**SET EXERCISE**
Copy out the following lines without any changes.

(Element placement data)
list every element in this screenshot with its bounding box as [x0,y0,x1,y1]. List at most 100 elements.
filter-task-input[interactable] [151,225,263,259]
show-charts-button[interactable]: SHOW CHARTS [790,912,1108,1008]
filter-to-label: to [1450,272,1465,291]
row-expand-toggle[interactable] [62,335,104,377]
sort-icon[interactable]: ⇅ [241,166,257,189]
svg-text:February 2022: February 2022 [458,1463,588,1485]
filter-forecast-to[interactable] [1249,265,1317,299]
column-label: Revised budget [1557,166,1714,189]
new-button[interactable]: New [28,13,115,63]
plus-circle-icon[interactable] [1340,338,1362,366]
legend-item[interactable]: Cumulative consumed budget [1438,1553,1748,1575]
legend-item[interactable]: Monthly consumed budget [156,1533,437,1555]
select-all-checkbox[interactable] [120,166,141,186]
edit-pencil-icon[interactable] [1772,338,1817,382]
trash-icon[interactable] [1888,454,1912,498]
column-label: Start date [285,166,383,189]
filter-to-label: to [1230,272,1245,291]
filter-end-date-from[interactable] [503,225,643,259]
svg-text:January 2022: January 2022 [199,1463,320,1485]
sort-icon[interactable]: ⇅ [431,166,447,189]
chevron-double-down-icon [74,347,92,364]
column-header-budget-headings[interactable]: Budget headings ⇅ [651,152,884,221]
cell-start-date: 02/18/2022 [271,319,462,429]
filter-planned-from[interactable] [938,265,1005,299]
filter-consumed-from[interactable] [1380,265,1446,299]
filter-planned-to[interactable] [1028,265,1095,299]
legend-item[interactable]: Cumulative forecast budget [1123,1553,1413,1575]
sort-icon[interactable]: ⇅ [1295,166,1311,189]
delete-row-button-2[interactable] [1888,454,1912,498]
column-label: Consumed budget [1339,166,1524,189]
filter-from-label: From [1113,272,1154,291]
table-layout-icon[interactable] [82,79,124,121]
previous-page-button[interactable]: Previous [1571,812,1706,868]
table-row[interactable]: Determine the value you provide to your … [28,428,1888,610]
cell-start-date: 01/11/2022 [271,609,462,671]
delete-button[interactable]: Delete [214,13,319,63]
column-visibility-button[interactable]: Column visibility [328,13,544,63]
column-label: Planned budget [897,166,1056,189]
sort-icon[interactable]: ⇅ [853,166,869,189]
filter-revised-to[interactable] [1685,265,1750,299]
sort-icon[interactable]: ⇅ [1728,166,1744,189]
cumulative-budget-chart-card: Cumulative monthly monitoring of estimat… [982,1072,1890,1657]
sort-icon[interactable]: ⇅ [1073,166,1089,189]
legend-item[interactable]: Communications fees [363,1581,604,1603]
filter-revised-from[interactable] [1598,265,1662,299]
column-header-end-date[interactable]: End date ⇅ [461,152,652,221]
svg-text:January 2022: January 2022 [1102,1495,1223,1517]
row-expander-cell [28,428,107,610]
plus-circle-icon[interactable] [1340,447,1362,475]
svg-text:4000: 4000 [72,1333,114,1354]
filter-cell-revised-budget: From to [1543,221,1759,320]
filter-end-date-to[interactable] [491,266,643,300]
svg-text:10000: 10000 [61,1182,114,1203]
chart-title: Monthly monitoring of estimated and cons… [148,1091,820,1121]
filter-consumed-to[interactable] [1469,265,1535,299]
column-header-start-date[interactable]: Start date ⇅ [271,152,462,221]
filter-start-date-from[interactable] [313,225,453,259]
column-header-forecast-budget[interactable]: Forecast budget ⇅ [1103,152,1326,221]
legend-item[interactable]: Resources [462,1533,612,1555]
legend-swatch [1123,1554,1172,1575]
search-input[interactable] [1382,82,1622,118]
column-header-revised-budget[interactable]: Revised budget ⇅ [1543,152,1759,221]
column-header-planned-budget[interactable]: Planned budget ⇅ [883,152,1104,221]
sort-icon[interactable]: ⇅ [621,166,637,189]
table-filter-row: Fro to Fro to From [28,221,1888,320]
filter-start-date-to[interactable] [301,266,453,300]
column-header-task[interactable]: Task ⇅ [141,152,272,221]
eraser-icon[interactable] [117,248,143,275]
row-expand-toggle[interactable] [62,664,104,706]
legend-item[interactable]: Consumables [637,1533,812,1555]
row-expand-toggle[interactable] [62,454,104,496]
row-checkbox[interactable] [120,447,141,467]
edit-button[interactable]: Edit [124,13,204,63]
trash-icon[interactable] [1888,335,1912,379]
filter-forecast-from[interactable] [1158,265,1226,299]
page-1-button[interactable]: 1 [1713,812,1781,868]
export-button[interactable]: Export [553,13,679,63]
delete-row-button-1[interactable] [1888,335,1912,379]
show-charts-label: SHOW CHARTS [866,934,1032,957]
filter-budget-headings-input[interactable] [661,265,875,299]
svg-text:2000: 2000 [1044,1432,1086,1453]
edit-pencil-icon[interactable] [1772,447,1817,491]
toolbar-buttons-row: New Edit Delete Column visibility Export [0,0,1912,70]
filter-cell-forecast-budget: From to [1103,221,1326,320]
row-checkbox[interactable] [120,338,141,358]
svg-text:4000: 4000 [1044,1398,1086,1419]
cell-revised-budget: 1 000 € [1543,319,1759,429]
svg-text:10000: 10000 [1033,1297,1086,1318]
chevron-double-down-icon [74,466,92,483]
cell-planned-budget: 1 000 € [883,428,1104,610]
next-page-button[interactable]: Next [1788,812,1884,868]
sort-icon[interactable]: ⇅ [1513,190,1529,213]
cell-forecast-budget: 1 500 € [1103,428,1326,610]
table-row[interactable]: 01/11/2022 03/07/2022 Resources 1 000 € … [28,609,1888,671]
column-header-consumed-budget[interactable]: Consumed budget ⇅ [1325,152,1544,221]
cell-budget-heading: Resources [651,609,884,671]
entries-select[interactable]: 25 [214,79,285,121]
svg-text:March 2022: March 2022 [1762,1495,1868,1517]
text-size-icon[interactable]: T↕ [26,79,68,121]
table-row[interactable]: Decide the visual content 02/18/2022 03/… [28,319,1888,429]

**OUTPUT OF THE TASK**
list every element in this screenshot with its bounding box as [x0,y0,x1,y1]. List at most 100 elements.
filter-task-input[interactable] [151,225,263,259]
show-charts-button[interactable]: SHOW CHARTS [790,912,1108,1008]
filter-to-label: to [1450,272,1465,291]
row-expand-toggle[interactable] [62,335,104,377]
sort-icon[interactable]: ⇅ [241,166,257,189]
svg-text:February 2022: February 2022 [458,1463,588,1485]
filter-forecast-to[interactable] [1249,265,1317,299]
column-label: Revised budget [1557,166,1714,189]
new-button[interactable]: New [28,13,115,63]
plus-circle-icon[interactable] [1340,338,1362,366]
legend-item[interactable]: Cumulative consumed budget [1438,1553,1748,1575]
legend-item[interactable]: Monthly consumed budget [156,1533,437,1555]
select-all-checkbox[interactable] [120,166,141,186]
edit-pencil-icon[interactable] [1772,338,1817,382]
trash-icon[interactable] [1888,454,1912,498]
column-label: Start date [285,166,383,189]
filter-to-label: to [1230,272,1245,291]
filter-end-date-from[interactable] [503,225,643,259]
svg-text:January 2022: January 2022 [199,1463,320,1485]
sort-icon[interactable]: ⇅ [431,166,447,189]
chevron-double-down-icon [74,347,92,364]
column-header-budget-headings[interactable]: Budget headings ⇅ [651,152,884,221]
cell-start-date: 02/18/2022 [271,319,462,429]
filter-planned-from[interactable] [938,265,1005,299]
filter-consumed-from[interactable] [1380,265,1446,299]
filter-planned-to[interactable] [1028,265,1095,299]
legend-item[interactable]: Cumulative forecast budget [1123,1553,1413,1575]
sort-icon[interactable]: ⇅ [1295,166,1311,189]
delete-row-button-2[interactable] [1888,454,1912,498]
column-label: Consumed budget [1339,166,1524,189]
filter-from-label: From [1113,272,1154,291]
table-layout-icon[interactable] [82,79,124,121]
previous-page-button[interactable]: Previous [1571,812,1706,868]
table-row[interactable]: Determine the value you provide to your … [28,428,1888,610]
cell-start-date: 01/11/2022 [271,609,462,671]
delete-button[interactable]: Delete [214,13,319,63]
column-visibility-button[interactable]: Column visibility [328,13,544,63]
column-label: Planned budget [897,166,1056,189]
sort-icon[interactable]: ⇅ [853,166,869,189]
filter-revised-to[interactable] [1685,265,1750,299]
sort-icon[interactable]: ⇅ [1728,166,1744,189]
cumulative-budget-chart-card: Cumulative monthly monitoring of estimat… [982,1072,1890,1657]
sort-icon[interactable]: ⇅ [1073,166,1089,189]
legend-item[interactable]: Communications fees [363,1581,604,1603]
filter-revised-from[interactable] [1598,265,1662,299]
column-header-end-date[interactable]: End date ⇅ [461,152,652,221]
svg-text:January 2022: January 2022 [1102,1495,1223,1517]
row-expander-cell [28,428,107,610]
plus-circle-icon[interactable] [1340,447,1362,475]
svg-text:4000: 4000 [72,1333,114,1354]
filter-cell-revised-budget: From to [1543,221,1759,320]
filter-end-date-to[interactable] [491,266,643,300]
svg-text:10000: 10000 [61,1182,114,1203]
chart-title: Monthly monitoring of estimated and cons… [148,1091,820,1121]
filter-consumed-to[interactable] [1469,265,1535,299]
column-header-start-date[interactable]: Start date ⇅ [271,152,462,221]
filter-start-date-from[interactable] [313,225,453,259]
column-header-forecast-budget[interactable]: Forecast budget ⇅ [1103,152,1326,221]
legend-item[interactable]: Resources [462,1533,612,1555]
legend-swatch [1123,1554,1172,1575]
search-input[interactable] [1382,82,1622,118]
column-header-revised-budget[interactable]: Revised budget ⇅ [1543,152,1759,221]
column-header-planned-budget[interactable]: Planned budget ⇅ [883,152,1104,221]
sort-icon[interactable]: ⇅ [621,166,637,189]
table-filter-row: Fro to Fro to From [28,221,1888,320]
filter-start-date-to[interactable] [301,266,453,300]
column-header-task[interactable]: Task ⇅ [141,152,272,221]
eraser-icon[interactable] [117,248,143,275]
row-expand-toggle[interactable] [62,664,104,706]
legend-item[interactable]: Consumables [637,1533,812,1555]
row-expand-toggle[interactable] [62,454,104,496]
row-checkbox[interactable] [120,447,141,467]
edit-button[interactable]: Edit [124,13,204,63]
trash-icon[interactable] [1888,335,1912,379]
filter-forecast-from[interactable] [1158,265,1226,299]
page-1-button[interactable]: 1 [1713,812,1781,868]
export-button[interactable]: Export [553,13,679,63]
delete-row-button-1[interactable] [1888,335,1912,379]
show-charts-label: SHOW CHARTS [866,934,1032,957]
filter-budget-headings-input[interactable] [661,265,875,299]
svg-text:2000: 2000 [1044,1432,1086,1453]
edit-pencil-icon[interactable] [1772,447,1817,491]
toolbar-buttons-row: New Edit Delete Column visibility Export [0,0,1912,70]
filter-cell-forecast-budget: From to [1103,221,1326,320]
row-checkbox[interactable] [120,338,141,358]
svg-text:4000: 4000 [1044,1398,1086,1419]
cell-revised-budget: 1 000 € [1543,319,1759,429]
svg-text:10000: 10000 [1033,1297,1086,1318]
chevron-double-down-icon [74,466,92,483]
cell-planned-budget: 1 000 € [883,428,1104,610]
next-page-button[interactable]: Next [1788,812,1884,868]
sort-icon[interactable]: ⇅ [1513,190,1529,213]
cell-forecast-budget: 1 500 € [1103,428,1326,610]
table-row[interactable]: 01/11/2022 03/07/2022 Resources 1 000 € … [28,609,1888,671]
column-header-consumed-budget[interactable]: Consumed budget ⇅ [1325,152,1544,221]
cell-budget-heading: Resources [651,609,884,671]
entries-select[interactable]: 25 [214,79,285,121]
svg-text:March 2022: March 2022 [1762,1495,1868,1517]
text-size-icon[interactable]: T↕ [26,79,68,121]
table-row[interactable]: Decide the visual content 02/18/2022 03/… [28,319,1888,429]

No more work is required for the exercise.